Raw records —

◇ ◇ ◇

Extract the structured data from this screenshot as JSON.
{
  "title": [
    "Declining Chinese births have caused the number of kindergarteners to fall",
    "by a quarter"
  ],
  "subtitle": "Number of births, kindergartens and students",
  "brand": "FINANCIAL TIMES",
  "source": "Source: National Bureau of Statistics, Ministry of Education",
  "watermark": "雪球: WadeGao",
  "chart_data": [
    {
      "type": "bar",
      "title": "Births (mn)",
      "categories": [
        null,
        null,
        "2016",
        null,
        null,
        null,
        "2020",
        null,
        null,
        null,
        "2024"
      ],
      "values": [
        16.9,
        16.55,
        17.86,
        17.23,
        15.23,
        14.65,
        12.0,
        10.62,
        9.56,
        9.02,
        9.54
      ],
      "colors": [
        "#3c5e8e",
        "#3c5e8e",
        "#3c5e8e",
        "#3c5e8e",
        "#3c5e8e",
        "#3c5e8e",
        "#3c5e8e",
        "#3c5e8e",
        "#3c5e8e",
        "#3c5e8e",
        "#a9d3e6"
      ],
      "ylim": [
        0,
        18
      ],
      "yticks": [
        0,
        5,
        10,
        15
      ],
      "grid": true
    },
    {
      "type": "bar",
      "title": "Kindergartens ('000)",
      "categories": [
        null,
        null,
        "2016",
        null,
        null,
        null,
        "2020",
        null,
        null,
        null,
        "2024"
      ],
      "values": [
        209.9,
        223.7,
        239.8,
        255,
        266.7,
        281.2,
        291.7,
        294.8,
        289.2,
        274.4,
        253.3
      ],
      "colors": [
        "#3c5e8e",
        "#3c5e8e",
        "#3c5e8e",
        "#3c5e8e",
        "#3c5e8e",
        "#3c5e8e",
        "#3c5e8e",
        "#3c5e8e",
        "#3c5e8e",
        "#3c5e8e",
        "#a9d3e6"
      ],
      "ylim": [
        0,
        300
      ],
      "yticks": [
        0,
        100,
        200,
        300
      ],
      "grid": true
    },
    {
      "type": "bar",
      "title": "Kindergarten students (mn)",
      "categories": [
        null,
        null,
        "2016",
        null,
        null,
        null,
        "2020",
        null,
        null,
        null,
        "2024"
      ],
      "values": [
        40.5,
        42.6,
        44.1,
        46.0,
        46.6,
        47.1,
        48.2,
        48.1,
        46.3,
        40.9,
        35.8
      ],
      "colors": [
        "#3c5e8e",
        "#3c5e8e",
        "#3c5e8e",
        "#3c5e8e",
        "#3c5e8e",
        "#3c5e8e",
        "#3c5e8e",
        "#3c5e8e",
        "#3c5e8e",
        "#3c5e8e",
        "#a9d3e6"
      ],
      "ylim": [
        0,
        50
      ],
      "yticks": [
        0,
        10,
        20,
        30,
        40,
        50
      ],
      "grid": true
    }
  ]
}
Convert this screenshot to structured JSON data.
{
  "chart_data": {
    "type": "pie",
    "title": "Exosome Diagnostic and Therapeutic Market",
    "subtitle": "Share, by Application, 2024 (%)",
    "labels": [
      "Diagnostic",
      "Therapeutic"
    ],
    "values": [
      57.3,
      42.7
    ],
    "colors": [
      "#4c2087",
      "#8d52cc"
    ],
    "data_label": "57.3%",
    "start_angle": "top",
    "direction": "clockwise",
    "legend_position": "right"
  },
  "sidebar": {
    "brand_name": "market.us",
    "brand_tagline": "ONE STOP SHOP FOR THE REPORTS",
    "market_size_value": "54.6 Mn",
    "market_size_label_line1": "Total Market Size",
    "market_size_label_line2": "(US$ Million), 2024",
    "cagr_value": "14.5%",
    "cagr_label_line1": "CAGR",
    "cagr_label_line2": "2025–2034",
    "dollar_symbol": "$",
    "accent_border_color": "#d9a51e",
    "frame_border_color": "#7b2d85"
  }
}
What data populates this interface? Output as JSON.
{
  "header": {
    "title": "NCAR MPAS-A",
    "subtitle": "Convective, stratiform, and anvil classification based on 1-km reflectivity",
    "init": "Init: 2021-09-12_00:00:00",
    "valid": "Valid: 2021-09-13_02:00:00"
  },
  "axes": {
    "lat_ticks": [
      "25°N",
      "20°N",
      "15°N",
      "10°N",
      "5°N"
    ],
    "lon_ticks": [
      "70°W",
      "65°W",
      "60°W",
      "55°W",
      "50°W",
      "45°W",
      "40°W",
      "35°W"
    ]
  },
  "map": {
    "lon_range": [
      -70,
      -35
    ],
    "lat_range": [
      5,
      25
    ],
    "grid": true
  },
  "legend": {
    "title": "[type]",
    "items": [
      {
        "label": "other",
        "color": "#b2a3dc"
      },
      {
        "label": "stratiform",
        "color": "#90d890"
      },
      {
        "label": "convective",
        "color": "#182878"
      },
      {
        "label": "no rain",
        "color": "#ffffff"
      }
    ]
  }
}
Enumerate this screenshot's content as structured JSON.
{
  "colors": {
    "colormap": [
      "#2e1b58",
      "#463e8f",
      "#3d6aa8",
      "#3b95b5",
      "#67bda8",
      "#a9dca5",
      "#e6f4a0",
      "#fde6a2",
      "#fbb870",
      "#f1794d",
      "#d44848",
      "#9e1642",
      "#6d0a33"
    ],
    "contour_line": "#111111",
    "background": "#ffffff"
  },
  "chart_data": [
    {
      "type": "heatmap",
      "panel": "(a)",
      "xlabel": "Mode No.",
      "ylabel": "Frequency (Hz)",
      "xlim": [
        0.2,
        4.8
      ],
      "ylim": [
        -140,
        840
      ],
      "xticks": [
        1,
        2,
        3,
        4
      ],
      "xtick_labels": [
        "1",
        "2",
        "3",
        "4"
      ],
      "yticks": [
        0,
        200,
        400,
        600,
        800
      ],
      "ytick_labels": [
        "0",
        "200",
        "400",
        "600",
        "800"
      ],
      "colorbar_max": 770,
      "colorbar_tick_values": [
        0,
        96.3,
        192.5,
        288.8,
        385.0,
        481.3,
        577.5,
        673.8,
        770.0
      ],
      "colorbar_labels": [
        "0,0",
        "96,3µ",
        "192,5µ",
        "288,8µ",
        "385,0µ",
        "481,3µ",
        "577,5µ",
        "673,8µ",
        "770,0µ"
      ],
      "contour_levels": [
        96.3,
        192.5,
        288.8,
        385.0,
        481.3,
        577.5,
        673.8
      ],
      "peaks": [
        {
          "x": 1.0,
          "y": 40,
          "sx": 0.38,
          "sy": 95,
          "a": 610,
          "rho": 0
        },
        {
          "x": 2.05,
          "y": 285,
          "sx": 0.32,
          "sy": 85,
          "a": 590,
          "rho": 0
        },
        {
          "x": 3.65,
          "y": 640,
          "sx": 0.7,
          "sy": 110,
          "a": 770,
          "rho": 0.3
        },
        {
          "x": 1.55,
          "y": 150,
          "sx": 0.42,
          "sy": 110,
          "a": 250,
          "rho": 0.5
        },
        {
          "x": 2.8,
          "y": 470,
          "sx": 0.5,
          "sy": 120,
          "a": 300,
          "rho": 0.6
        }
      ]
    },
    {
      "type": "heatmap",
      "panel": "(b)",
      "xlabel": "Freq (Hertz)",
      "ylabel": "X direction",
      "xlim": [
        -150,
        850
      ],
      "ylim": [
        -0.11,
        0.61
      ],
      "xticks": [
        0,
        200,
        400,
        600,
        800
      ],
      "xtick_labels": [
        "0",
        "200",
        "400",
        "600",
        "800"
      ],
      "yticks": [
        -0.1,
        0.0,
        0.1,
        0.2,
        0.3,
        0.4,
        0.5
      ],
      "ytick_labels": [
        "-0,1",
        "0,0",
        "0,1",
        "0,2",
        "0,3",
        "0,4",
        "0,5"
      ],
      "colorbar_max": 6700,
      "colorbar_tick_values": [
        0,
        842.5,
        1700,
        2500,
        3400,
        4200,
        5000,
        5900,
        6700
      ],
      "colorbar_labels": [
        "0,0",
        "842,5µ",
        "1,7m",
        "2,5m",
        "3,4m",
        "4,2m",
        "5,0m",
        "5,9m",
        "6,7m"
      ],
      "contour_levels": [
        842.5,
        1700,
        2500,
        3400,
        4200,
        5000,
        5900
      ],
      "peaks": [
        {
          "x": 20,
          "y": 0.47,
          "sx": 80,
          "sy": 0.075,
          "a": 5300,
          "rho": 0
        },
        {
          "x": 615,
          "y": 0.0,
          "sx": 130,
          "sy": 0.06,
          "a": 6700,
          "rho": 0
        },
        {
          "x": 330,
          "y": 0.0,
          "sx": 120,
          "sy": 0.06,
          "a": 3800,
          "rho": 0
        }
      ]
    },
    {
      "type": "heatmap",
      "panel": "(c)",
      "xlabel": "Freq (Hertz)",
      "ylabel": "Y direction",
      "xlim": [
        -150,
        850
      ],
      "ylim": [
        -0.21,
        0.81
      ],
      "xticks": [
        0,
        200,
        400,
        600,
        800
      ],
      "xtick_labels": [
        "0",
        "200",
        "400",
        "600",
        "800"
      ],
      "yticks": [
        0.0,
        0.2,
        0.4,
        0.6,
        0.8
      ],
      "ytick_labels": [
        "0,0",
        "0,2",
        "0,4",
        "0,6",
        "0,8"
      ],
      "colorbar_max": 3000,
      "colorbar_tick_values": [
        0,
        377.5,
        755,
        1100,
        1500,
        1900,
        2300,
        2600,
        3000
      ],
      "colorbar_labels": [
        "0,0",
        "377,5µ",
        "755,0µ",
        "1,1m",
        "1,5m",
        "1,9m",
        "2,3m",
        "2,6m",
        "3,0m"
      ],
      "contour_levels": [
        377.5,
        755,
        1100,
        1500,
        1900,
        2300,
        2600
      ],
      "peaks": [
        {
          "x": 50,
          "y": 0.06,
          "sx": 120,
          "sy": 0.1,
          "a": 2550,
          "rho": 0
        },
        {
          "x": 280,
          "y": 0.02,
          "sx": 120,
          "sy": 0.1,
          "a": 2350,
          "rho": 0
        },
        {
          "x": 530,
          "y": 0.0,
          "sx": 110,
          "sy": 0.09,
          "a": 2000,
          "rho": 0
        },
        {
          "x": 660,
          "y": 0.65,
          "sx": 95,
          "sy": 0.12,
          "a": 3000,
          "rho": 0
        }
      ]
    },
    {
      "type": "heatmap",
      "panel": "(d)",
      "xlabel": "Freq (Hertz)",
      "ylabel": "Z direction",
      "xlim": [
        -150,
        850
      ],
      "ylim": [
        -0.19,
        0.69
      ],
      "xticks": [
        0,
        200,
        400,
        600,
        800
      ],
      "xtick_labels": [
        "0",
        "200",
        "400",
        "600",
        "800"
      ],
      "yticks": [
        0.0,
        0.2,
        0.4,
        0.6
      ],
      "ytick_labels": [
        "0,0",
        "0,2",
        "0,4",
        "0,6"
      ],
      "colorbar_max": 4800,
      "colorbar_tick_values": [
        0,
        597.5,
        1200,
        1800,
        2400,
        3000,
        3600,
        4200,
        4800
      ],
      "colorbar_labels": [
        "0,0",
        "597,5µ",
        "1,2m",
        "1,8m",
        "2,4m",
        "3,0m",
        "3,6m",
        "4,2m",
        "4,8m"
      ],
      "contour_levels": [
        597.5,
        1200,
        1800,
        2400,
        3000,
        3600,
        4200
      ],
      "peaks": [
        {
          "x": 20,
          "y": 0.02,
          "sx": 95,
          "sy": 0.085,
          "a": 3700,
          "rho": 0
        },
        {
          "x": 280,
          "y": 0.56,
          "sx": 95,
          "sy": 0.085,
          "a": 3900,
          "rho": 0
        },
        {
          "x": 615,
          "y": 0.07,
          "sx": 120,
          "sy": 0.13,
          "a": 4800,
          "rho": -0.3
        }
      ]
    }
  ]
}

◇ ◇ ◇

What the exercise asks —
Show each line of the data that contains the string "this".

Problem solution —
Extract the structured data from this screenshot as JSON.
Convert this screenshot to structured JSON data.
What data populates this interface? Output as JSON.
Enumerate this screenshot's content as structured JSON.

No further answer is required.